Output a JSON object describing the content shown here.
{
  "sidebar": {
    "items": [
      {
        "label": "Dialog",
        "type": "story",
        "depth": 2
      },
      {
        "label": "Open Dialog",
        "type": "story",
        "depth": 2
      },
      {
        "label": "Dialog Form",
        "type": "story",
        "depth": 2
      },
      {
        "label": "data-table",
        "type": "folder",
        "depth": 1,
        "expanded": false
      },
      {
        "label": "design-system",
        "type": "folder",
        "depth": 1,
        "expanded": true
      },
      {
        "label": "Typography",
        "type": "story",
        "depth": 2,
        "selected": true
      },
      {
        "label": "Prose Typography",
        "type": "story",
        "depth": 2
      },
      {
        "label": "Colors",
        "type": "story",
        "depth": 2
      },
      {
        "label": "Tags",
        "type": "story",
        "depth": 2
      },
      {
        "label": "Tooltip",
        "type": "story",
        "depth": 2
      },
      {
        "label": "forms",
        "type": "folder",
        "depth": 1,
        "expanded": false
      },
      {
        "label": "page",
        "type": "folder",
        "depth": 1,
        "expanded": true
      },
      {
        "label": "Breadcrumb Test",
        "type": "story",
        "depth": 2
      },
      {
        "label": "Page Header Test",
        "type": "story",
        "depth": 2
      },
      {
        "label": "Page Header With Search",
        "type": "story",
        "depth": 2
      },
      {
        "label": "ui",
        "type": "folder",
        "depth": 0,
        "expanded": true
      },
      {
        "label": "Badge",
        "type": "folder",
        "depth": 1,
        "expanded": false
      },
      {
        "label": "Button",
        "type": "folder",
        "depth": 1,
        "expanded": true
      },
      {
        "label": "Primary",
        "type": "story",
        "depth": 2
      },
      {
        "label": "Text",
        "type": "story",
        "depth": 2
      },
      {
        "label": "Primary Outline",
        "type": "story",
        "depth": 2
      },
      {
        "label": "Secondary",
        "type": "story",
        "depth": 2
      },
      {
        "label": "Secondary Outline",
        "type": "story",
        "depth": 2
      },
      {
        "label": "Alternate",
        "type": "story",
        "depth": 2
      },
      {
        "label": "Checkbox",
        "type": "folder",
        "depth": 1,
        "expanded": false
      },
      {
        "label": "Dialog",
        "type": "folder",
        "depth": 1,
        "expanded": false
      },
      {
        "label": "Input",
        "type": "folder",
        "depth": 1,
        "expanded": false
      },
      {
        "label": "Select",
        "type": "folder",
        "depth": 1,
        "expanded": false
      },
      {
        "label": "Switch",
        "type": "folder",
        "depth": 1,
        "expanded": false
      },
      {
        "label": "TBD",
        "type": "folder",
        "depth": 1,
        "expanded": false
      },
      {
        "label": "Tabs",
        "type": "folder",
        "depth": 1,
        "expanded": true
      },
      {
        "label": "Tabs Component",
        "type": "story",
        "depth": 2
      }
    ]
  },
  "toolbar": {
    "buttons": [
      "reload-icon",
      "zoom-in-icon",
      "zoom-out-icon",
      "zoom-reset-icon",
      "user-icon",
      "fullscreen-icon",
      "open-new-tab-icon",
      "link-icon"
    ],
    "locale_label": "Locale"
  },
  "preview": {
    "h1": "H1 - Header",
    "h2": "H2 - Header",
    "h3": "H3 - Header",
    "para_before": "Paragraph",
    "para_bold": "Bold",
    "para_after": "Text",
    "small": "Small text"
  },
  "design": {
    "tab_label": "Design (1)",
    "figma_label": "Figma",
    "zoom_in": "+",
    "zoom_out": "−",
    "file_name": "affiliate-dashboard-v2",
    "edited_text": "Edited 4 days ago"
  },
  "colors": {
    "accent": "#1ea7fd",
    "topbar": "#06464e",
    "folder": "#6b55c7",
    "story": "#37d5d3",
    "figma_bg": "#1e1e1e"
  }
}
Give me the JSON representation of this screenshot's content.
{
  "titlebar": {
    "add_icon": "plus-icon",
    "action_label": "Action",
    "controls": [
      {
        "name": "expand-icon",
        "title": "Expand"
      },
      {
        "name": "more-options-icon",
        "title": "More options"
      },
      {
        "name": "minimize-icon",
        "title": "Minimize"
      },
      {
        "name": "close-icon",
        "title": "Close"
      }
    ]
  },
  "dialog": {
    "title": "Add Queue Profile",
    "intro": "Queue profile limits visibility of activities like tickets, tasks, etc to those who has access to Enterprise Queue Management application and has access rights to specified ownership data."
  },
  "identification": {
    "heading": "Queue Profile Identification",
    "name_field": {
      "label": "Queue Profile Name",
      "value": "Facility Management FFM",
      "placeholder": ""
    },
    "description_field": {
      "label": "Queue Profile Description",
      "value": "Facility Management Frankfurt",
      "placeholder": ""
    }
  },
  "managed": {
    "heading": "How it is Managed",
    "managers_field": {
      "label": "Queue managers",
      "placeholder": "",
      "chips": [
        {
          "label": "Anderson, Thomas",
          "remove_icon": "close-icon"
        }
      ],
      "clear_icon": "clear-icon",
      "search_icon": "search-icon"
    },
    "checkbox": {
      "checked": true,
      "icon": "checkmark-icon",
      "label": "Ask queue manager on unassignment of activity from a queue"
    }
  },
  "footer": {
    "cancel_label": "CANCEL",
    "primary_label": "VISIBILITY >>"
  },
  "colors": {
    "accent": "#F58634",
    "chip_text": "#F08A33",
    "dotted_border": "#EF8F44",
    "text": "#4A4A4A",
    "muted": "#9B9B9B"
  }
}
+ + + +
Exercise brief
Your task is to transcribe the material exactly.

Result for this exercise
Output a JSON object describing the content shown here.
{
  "sidebar": {
    "items": [
      {
        "label": "Dialog",
        "type": "story",
        "depth": 2
      },
      {
        "label": "Open Dialog",
        "type": "story",
        "depth": 2
      },
      {
        "label": "Dialog Form",
        "type": "story",
        "depth": 2
      },
      {
        "label": "data-table",
        "type": "folder",
        "depth": 1,
        "expanded": false
      },
      {
        "label": "design-system",
        "type": "folder",
        "depth": 1,
        "expanded": true
      },
      {
        "label": "Typography",
        "type": "story",
        "depth": 2,
        "selected": true
      },
      {
        "label": "Prose Typography",
        "type": "story",
        "depth": 2
      },
      {
        "label": "Colors",
        "type": "story",
        "depth": 2
      },
      {
        "label": "Tags",
        "type": "story",
        "depth": 2
      },
      {
        "label": "Tooltip",
        "type": "story",
        "depth": 2
      },
      {
        "label": "forms",
        "type": "folder",
        "depth": 1,
        "expanded": false
      },
      {
        "label": "page",
        "type": "folder",
        "depth": 1,
        "expanded": true
      },
      {
        "label": "Breadcrumb Test",
        "type": "story",
        "depth": 2
      },
      {
        "label": "Page Header Test",
        "type": "story",
        "depth": 2
      },
      {
        "label": "Page Header With Search",
        "type": "story",
        "depth": 2
      },
      {
        "label": "ui",
        "type": "folder",
        "depth": 0,
        "expanded": true
      },
      {
        "label": "Badge",
        "type": "folder",
        "depth": 1,
        "expanded": false
      },
      {
        "label": "Button",
        "type": "folder",
        "depth": 1,
        "expanded": true
      },
      {
        "label": "Primary",
        "type": "story",
        "depth": 2
      },
      {
        "label": "Text",
        "type": "story",
        "depth": 2
      },
      {
        "label": "Primary Outline",
        "type": "story",
        "depth": 2
      },
      {
        "label": "Secondary",
        "type": "story",
        "depth": 2
      },
      {
        "label": "Secondary Outline",
        "type": "story",
        "depth": 2
      },
      {
        "label": "Alternate",
        "type": "story",
        "depth": 2
      },
      {
        "label": "Checkbox",
        "type": "folder",
        "depth": 1,
        "expanded": false
      },
      {
        "label": "Dialog",
        "type": "folder",
        "depth": 1,
        "expanded": false
      },
      {
        "label": "Input",
        "type": "folder",
        "depth": 1,
        "expanded": false
      },
      {
        "label": "Select",
        "type": "folder",
        "depth": 1,
        "expanded": false
      },
      {
        "label": "Switch",
        "type": "folder",
        "depth": 1,
        "expanded": false
      },
      {
        "label": "TBD",
        "type": "folder",
        "depth": 1,
        "expanded": false
      },
      {
        "label": "Tabs",
        "type": "folder",
        "depth": 1,
        "expanded": true
      },
      {
        "label": "Tabs Component",
        "type": "story",
        "depth": 2
      }
    ]
  },
  "toolbar": {
    "buttons": [
      "reload-icon",
      "zoom-in-icon",
      "zoom-out-icon",
      "zoom-reset-icon",
      "user-icon",
      "fullscreen-icon",
      "open-new-tab-icon",
      "link-icon"
    ],
    "locale_label": "Locale"
  },
  "preview": {
    "h1": "H1 - Header",
    "h2": "H2 - Header",
    "h3": "H3 - Header",
    "para_before": "Paragraph",
    "para_bold": "Bold",
    "para_after": "Text",
    "small": "Small text"
  },
  "design": {
    "tab_label": "Design (1)",
    "figma_label": "Figma",
    "zoom_in": "+",
    "zoom_out": "−",
    "file_name": "affiliate-dashboard-v2",
    "edited_text": "Edited 4 days ago"
  },
  "colors": {
    "accent": "#1ea7fd",
    "topbar": "#06464e",
    "folder": "#6b55c7",
    "story": "#37d5d3",
    "figma_bg": "#1e1e1e"
  }
}
Give me the JSON representation of this screenshot's content.
{
  "titlebar": {
    "add_icon": "plus-icon",
    "action_label": "Action",
    "controls": [
      {
        "name": "expand-icon",
        "title": "Expand"
      },
      {
        "name": "more-options-icon",
        "title": "More options"
      },
      {
        "name": "minimize-icon",
        "title": "Minimize"
      },
      {
        "name": "close-icon",
        "title": "Close"
      }
    ]
  },
  "dialog": {
    "title": "Add Queue Profile",
    "intro": "Queue profile limits visibility of activities like tickets, tasks, etc to those who has access to Enterprise Queue Management application and has access rights to specified ownership data."
  },
  "identification": {
    "heading": "Queue Profile Identification",
    "name_field": {
      "label": "Queue Profile Name",
      "value": "Facility Management FFM",
      "placeholder": ""
    },
    "description_field": {
      "label": "Queue Profile Description",
      "value": "Facility Management Frankfurt",
      "placeholder": ""
    }
  },
  "managed": {
    "heading": "How it is Managed",
    "managers_field": {
      "label": "Queue managers",
      "placeholder": "",
      "chips": [
        {
          "label": "Anderson, Thomas",
          "remove_icon": "close-icon"
        }
      ],
      "clear_icon": "clear-icon",
      "search_icon": "search-icon"
    },
    "checkbox": {
      "checked": true,
      "icon": "checkmark-icon",
      "label": "Ask queue manager on unassignment of activity from a queue"
    }
  },
  "footer": {
    "cancel_label": "CANCEL",
    "primary_label": "VISIBILITY >>"
  },
  "colors": {
    "accent": "#F58634",
    "chip_text": "#F08A33",
    "dotted_border": "#EF8F44",
    "text": "#4A4A4A",
    "muted": "#9B9B9B"
  }
}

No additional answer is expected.